**Objective:** Reproduce all of the material below word for word, keeping every line in its original order.

Element and region data
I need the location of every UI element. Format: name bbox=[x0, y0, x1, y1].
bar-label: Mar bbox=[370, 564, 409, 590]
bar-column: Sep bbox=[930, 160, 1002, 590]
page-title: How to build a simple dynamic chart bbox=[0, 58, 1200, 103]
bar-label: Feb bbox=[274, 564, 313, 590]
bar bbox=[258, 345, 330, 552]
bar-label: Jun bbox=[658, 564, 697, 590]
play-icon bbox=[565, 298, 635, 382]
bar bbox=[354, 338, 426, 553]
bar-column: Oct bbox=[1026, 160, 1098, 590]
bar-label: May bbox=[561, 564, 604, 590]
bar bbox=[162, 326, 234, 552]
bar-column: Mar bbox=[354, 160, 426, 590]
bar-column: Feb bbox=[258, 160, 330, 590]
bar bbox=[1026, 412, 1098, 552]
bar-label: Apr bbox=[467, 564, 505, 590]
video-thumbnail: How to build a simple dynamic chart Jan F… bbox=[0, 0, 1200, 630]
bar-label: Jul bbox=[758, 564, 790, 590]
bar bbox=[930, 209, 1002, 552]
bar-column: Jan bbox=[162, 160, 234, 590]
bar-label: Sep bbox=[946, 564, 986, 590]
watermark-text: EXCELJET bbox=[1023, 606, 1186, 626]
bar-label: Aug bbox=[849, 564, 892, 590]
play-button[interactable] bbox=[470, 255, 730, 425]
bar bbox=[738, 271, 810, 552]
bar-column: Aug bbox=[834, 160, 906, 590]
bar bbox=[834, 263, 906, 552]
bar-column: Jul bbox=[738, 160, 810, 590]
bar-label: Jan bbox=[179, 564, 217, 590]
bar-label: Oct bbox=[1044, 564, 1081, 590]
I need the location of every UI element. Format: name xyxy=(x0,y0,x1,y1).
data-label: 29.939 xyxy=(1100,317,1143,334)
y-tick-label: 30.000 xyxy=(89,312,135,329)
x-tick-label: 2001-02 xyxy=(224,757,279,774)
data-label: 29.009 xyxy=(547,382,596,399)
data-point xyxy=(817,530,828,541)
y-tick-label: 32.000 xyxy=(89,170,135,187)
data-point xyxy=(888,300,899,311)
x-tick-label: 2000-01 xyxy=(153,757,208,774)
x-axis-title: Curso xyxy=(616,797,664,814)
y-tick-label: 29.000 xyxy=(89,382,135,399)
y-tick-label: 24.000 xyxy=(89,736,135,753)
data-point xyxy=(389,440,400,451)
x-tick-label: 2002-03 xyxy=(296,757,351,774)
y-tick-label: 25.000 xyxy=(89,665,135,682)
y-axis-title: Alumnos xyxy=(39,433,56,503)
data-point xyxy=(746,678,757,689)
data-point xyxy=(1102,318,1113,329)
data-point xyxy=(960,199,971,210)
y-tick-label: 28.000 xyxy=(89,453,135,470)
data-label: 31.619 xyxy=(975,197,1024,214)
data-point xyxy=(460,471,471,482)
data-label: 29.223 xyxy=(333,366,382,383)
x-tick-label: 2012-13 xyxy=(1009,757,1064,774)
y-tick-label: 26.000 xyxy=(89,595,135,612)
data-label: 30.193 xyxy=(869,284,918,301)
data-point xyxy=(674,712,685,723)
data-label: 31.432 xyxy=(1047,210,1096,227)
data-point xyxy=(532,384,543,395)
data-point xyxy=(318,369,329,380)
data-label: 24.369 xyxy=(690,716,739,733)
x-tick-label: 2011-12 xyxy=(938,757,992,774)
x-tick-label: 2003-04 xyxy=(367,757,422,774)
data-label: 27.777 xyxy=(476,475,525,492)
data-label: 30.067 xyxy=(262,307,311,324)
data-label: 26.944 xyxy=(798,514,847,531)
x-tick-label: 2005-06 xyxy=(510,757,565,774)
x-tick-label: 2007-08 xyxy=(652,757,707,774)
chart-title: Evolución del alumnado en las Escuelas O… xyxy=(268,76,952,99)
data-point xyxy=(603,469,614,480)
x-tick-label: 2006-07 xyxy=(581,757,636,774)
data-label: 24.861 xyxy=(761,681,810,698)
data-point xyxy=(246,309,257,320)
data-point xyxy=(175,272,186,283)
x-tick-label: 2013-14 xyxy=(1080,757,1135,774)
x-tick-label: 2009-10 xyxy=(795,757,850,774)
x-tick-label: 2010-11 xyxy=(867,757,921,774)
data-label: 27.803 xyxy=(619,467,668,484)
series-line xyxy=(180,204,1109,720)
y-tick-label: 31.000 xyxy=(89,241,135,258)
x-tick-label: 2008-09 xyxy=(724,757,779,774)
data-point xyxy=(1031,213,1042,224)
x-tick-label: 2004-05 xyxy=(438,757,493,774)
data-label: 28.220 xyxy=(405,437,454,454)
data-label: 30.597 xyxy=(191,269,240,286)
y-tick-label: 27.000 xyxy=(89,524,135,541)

**The result:**
I need the location of every UI element. Format: name bbox=[x0, y0, x1, y1].
bar-label: Mar bbox=[370, 564, 409, 590]
bar-column: Sep bbox=[930, 160, 1002, 590]
page-title: How to build a simple dynamic chart bbox=[0, 58, 1200, 103]
bar-label: Feb bbox=[274, 564, 313, 590]
bar bbox=[258, 345, 330, 552]
bar-label: Jun bbox=[658, 564, 697, 590]
play-icon bbox=[565, 298, 635, 382]
bar bbox=[354, 338, 426, 553]
bar-column: Oct bbox=[1026, 160, 1098, 590]
bar-label: May bbox=[561, 564, 604, 590]
bar bbox=[162, 326, 234, 552]
bar-column: Mar bbox=[354, 160, 426, 590]
bar-column: Feb bbox=[258, 160, 330, 590]
bar bbox=[1026, 412, 1098, 552]
bar-label: Apr bbox=[467, 564, 505, 590]
video-thumbnail: How to build a simple dynamic chart Jan F… bbox=[0, 0, 1200, 630]
bar-label: Jul bbox=[758, 564, 790, 590]
bar bbox=[930, 209, 1002, 552]
bar-column: Jan bbox=[162, 160, 234, 590]
bar-label: Sep bbox=[946, 564, 986, 590]
watermark-text: EXCELJET bbox=[1023, 606, 1186, 626]
bar-label: Aug bbox=[849, 564, 892, 590]
play-button[interactable] bbox=[470, 255, 730, 425]
bar bbox=[738, 271, 810, 552]
bar-column: Aug bbox=[834, 160, 906, 590]
bar bbox=[834, 263, 906, 552]
bar-column: Jul bbox=[738, 160, 810, 590]
bar-label: Jan bbox=[179, 564, 217, 590]
bar-label: Oct bbox=[1044, 564, 1081, 590]
I need the location of every UI element. Format: name xyxy=(x0,y0,x1,y1).
data-label: 29.939 xyxy=(1100,317,1143,334)
y-tick-label: 30.000 xyxy=(89,312,135,329)
x-tick-label: 2001-02 xyxy=(224,757,279,774)
data-label: 29.009 xyxy=(547,382,596,399)
data-point xyxy=(817,530,828,541)
y-tick-label: 32.000 xyxy=(89,170,135,187)
data-point xyxy=(888,300,899,311)
x-tick-label: 2000-01 xyxy=(153,757,208,774)
x-axis-title: Curso xyxy=(616,797,664,814)
y-tick-label: 29.000 xyxy=(89,382,135,399)
y-tick-label: 24.000 xyxy=(89,736,135,753)
data-point xyxy=(389,440,400,451)
x-tick-label: 2002-03 xyxy=(296,757,351,774)
y-tick-label: 25.000 xyxy=(89,665,135,682)
y-axis-title: Alumnos xyxy=(39,433,56,503)
data-point xyxy=(746,678,757,689)
data-point xyxy=(1102,318,1113,329)
data-point xyxy=(960,199,971,210)
y-tick-label: 28.000 xyxy=(89,453,135,470)
data-label: 31.619 xyxy=(975,197,1024,214)
data-point xyxy=(460,471,471,482)
data-label: 29.223 xyxy=(333,366,382,383)
x-tick-label: 2012-13 xyxy=(1009,757,1064,774)
y-tick-label: 26.000 xyxy=(89,595,135,612)
data-label: 30.193 xyxy=(869,284,918,301)
data-point xyxy=(674,712,685,723)
data-label: 31.432 xyxy=(1047,210,1096,227)
data-point xyxy=(532,384,543,395)
data-point xyxy=(318,369,329,380)
data-label: 24.369 xyxy=(690,716,739,733)
x-tick-label: 2011-12 xyxy=(938,757,992,774)
x-tick-label: 2003-04 xyxy=(367,757,422,774)
data-label: 27.777 xyxy=(476,475,525,492)
data-label: 30.067 xyxy=(262,307,311,324)
data-label: 26.944 xyxy=(798,514,847,531)
x-tick-label: 2005-06 xyxy=(510,757,565,774)
x-tick-label: 2007-08 xyxy=(652,757,707,774)
chart-title: Evolución del alumnado en las Escuelas O… xyxy=(268,76,952,99)
data-point xyxy=(603,469,614,480)
x-tick-label: 2006-07 xyxy=(581,757,636,774)
data-label: 24.861 xyxy=(761,681,810,698)
data-point xyxy=(246,309,257,320)
data-point xyxy=(175,272,186,283)
x-tick-label: 2013-14 xyxy=(1080,757,1135,774)
x-tick-label: 2009-10 xyxy=(795,757,850,774)
x-tick-label: 2010-11 xyxy=(867,757,921,774)
data-label: 27.803 xyxy=(619,467,668,484)
series-line xyxy=(180,204,1109,720)
y-tick-label: 31.000 xyxy=(89,241,135,258)
x-tick-label: 2008-09 xyxy=(724,757,779,774)
data-point xyxy=(1031,213,1042,224)
x-tick-label: 2004-05 xyxy=(438,757,493,774)
data-label: 28.220 xyxy=(405,437,454,454)
data-label: 30.597 xyxy=(191,269,240,286)
y-tick-label: 27.000 xyxy=(89,524,135,541)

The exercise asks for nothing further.